# GIVEN PROBLEM
In the data below, find each line containing the string "GAAP" and return it.
##### MATERIAL SHOWN
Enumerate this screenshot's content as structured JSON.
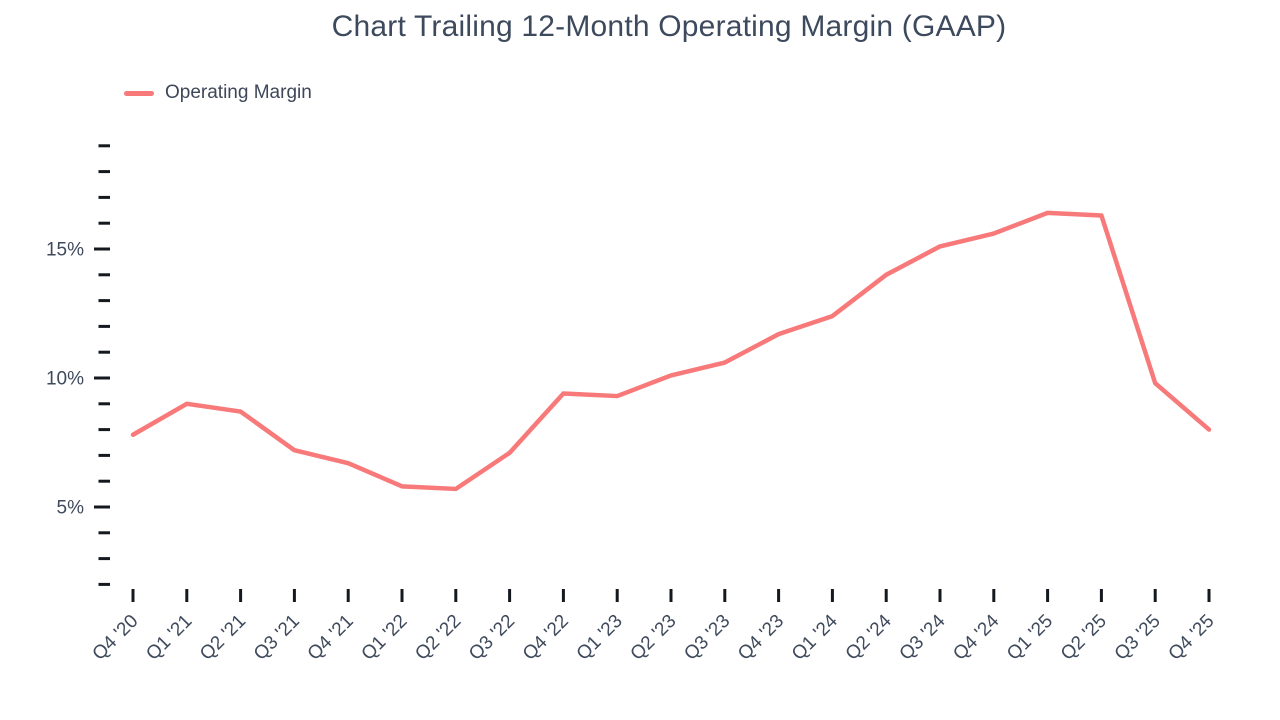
{
  "header": {
    "title": "Chart Trailing 12-Month Operating Margin (GAAP)"
  },
  "legend": {
    "items": [
      {
        "label": "Operating Margin",
        "color": "#f87979"
      }
    ]
  },
  "colors": {
    "accent": "#f87979",
    "axis_text": "#3f4a5c",
    "tick_mark": "#14181f",
    "title_text": "#3d4a5d",
    "background": "#ffffff"
  },
  "chart_data": {
    "type": "line",
    "title": "Chart Trailing 12-Month Operating Margin (GAAP)",
    "categories": [
      "Q4 '20",
      "Q1 '21",
      "Q2 '21",
      "Q3 '21",
      "Q4 '21",
      "Q1 '22",
      "Q2 '22",
      "Q3 '22",
      "Q4 '22",
      "Q1 '23",
      "Q2 '23",
      "Q3 '23",
      "Q4 '23",
      "Q1 '24",
      "Q2 '24",
      "Q3 '24",
      "Q4 '24",
      "Q1 '25",
      "Q2 '25",
      "Q3 '25",
      "Q4 '25"
    ],
    "series": [
      {
        "name": "Operating Margin",
        "color": "#f87979",
        "values": [
          7.8,
          9.0,
          8.7,
          7.2,
          6.7,
          5.8,
          5.7,
          7.1,
          9.4,
          9.3,
          10.1,
          10.6,
          11.7,
          12.4,
          14.0,
          15.1,
          15.6,
          16.4,
          16.3,
          9.8,
          8.0
        ]
      }
    ],
    "xlabel": "",
    "ylabel": "",
    "y_unit": "%",
    "y_axis": {
      "labeled_ticks": [
        "5%",
        "10%",
        "15%"
      ],
      "labeled_tick_values": [
        5,
        10,
        15
      ],
      "minor_tick_step": 1,
      "tick_min": 2,
      "tick_max": 19
    },
    "ylim": [
      2,
      19
    ],
    "grid": false,
    "legend_position": "top-left"
  }
}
##########
# WRITTEN REPLY
    "title": "Chart Trailing 12-Month Operating Margin (GAAP)"
    "title": "Chart Trailing 12-Month Operating Margin (GAAP)",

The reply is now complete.